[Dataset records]
^^^^^^^^^^^^^^^^

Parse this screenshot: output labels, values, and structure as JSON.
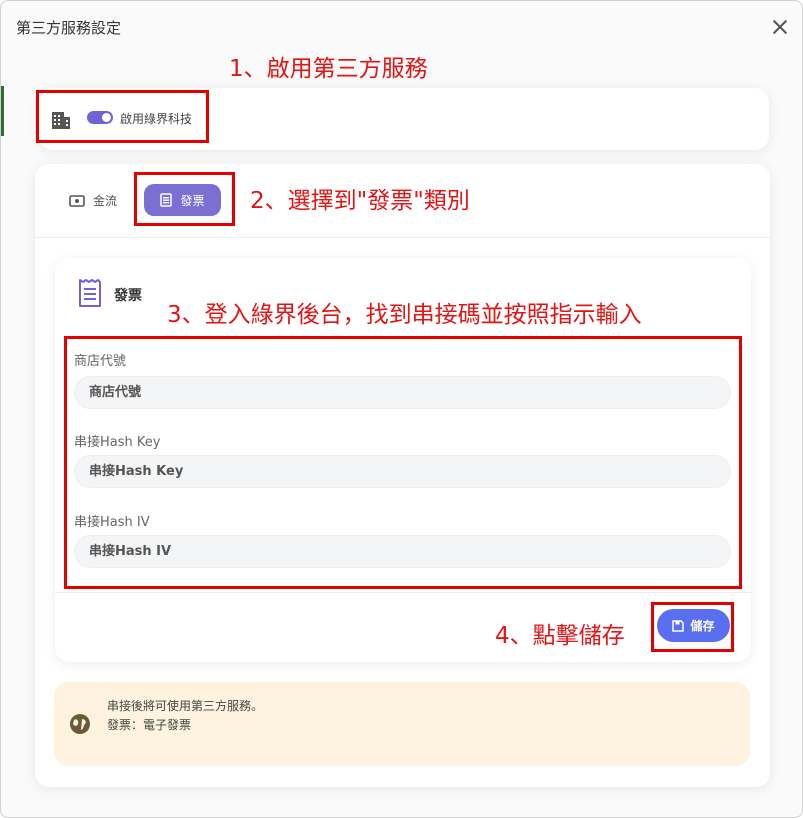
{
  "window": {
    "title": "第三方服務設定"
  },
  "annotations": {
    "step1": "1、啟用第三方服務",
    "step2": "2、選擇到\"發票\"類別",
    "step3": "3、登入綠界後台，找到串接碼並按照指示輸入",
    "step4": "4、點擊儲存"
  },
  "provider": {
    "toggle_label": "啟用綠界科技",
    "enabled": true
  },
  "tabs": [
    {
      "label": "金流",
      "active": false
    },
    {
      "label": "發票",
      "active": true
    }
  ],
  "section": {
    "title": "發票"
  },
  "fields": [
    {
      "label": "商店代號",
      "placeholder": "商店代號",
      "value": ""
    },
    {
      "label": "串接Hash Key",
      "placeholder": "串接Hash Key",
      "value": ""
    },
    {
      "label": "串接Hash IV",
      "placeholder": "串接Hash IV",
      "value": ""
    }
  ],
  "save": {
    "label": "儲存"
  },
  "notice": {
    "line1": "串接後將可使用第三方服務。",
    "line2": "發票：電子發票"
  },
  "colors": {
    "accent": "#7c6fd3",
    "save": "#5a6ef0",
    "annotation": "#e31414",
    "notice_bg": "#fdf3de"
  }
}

^^^^^^^^^^^^^^^^

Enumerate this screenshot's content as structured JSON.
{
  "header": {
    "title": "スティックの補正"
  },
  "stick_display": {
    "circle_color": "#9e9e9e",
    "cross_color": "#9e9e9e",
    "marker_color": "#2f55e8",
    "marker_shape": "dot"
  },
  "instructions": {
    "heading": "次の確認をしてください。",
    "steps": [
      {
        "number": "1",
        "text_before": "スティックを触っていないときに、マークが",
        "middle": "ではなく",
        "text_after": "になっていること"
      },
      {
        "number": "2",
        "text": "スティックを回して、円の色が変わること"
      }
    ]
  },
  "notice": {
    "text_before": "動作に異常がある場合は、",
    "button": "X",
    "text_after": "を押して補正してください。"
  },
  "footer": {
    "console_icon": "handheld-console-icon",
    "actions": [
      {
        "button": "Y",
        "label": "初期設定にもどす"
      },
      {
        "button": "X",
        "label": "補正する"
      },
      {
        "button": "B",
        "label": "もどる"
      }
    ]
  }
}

^^^^^^^^^^^^^^^^

Copy out every line where the word "placeholder" occurs.

▶ [Exercise solution]
      "placeholder": "商店代號",
      "placeholder": "串接Hash Key",
      "placeholder": "串接Hash IV",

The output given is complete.